_What you have to do_. Extract every line below that contains the word "time".

_Rows_.
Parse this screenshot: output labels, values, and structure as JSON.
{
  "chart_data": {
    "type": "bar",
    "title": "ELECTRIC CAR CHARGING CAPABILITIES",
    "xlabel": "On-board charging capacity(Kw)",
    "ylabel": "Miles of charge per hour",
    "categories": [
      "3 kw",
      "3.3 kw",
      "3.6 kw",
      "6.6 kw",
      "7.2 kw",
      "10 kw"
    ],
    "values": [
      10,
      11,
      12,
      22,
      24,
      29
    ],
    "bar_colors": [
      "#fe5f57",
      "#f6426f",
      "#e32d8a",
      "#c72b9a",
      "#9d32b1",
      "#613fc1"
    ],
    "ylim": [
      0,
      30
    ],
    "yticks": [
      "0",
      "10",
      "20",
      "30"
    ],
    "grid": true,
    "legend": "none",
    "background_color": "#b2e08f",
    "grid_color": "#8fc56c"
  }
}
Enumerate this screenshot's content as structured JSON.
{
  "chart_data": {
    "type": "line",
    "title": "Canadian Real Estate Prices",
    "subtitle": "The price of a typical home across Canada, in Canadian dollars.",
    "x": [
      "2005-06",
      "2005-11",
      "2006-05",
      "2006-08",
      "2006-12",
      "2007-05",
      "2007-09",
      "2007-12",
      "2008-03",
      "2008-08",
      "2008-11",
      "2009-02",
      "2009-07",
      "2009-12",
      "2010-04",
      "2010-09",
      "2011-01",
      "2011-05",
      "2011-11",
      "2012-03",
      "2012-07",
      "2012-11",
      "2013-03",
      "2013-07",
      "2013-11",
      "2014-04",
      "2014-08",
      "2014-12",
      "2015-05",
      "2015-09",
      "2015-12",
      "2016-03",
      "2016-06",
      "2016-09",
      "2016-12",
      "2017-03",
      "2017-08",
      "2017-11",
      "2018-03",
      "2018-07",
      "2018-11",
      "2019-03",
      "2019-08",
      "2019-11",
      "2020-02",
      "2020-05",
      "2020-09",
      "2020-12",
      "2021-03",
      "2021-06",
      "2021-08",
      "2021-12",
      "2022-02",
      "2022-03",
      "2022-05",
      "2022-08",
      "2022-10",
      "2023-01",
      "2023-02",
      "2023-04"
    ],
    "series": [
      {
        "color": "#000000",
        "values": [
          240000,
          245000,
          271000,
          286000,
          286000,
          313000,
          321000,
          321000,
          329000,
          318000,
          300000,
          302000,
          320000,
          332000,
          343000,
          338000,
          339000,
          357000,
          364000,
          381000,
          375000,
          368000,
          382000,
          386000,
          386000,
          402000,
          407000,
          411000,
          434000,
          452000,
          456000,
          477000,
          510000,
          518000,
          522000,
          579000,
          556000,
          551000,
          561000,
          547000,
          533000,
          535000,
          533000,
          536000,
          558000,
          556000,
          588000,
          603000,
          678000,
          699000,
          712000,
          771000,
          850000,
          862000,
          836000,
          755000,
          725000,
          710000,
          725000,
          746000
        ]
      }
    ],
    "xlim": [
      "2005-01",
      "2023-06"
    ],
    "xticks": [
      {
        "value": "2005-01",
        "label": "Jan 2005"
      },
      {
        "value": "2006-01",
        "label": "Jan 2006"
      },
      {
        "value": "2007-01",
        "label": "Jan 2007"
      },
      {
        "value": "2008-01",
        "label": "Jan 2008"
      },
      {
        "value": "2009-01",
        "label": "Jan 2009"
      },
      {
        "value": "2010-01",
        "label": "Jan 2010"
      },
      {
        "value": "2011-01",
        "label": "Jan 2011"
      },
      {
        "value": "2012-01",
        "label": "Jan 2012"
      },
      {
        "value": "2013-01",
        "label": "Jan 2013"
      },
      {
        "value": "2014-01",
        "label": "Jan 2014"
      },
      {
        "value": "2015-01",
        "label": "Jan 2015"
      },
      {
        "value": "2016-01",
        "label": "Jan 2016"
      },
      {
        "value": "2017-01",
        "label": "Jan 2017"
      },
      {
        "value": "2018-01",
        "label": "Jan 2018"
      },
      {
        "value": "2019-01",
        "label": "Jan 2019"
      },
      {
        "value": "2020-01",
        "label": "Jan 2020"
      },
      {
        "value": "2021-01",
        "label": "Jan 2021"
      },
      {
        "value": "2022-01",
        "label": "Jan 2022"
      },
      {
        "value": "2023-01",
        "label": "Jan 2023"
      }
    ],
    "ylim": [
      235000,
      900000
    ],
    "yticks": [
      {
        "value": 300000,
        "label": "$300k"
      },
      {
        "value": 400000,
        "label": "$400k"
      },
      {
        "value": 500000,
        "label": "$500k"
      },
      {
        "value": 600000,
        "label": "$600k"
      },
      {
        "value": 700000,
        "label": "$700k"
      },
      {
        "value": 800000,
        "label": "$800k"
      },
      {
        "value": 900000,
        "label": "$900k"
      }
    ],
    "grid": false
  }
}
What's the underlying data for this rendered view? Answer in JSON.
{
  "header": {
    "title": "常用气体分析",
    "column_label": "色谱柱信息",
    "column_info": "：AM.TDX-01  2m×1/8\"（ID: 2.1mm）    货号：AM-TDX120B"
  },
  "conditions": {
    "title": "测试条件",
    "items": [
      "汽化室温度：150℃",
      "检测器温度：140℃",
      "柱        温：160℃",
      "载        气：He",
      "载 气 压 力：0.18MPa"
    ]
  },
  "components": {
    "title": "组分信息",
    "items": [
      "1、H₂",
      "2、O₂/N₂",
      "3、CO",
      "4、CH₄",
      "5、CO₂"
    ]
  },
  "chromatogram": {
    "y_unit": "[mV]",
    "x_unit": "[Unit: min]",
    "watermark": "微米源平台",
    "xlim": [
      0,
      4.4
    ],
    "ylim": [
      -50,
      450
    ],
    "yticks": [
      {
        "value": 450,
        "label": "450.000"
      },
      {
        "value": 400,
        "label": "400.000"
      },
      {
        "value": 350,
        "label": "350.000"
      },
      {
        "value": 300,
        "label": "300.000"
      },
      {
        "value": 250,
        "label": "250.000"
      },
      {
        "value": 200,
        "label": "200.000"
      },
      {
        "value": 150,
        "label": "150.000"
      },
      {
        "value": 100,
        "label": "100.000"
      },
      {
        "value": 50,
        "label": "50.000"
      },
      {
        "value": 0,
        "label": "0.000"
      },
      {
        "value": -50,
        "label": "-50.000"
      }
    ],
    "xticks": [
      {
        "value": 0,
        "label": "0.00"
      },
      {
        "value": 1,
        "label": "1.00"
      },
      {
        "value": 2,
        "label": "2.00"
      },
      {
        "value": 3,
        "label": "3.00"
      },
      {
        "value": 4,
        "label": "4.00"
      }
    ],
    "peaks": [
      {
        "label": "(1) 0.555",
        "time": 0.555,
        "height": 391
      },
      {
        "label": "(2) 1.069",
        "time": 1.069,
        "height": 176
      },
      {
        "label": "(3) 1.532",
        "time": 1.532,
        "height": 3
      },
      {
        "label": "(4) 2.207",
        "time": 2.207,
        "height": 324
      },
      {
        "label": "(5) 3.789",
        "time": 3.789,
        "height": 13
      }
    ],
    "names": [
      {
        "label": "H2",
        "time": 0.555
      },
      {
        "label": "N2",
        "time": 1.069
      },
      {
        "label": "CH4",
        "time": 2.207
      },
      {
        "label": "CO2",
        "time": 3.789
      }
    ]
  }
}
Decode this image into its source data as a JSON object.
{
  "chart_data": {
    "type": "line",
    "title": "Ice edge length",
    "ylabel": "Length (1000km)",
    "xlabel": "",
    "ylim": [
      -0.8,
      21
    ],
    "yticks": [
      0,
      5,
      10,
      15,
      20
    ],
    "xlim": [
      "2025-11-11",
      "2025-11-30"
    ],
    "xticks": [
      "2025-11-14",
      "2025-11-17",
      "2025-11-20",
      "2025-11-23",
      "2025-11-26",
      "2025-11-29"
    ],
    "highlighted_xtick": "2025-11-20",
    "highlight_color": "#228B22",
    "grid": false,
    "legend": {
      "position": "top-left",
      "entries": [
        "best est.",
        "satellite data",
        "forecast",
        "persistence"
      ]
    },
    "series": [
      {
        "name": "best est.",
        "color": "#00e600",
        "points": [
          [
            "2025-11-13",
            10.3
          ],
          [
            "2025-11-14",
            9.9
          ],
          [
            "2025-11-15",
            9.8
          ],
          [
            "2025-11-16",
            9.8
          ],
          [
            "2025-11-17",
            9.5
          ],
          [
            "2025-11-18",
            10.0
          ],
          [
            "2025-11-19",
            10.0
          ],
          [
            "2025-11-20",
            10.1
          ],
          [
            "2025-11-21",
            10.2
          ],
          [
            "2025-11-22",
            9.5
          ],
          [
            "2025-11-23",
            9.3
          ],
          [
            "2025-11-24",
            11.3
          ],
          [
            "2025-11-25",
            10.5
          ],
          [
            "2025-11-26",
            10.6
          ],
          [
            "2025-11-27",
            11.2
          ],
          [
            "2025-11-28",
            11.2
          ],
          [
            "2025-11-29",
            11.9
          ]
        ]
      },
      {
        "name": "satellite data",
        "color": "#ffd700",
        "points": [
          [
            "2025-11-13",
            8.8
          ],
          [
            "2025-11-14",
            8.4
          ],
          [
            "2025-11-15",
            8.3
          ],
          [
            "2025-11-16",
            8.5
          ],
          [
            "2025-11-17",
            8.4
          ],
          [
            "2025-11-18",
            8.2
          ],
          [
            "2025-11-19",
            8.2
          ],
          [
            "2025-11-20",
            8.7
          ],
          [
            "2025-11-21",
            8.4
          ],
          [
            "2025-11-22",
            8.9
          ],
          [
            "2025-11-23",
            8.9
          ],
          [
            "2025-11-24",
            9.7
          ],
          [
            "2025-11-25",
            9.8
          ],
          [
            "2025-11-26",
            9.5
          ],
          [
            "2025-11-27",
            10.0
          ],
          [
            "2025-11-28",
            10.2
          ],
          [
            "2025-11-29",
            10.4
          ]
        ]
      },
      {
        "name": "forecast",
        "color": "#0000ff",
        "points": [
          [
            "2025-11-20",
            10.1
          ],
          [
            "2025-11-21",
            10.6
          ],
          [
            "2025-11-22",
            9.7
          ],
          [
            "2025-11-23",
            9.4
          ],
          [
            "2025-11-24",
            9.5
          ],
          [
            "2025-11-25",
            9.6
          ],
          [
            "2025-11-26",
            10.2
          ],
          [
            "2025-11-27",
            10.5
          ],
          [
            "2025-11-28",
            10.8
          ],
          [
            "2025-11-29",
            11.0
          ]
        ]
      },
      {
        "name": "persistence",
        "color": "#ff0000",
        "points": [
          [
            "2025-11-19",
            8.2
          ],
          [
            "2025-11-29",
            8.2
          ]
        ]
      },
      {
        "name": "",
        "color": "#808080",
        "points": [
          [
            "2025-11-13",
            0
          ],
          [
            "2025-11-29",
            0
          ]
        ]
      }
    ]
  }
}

_Full response_.
        "time": 0.555,
        "time": 1.069,
        "time": 1.532,
        "time": 2.207,
        "time": 3.789,
        "time": 0.555
        "time": 1.069
        "time": 2.207
        "time": 3.789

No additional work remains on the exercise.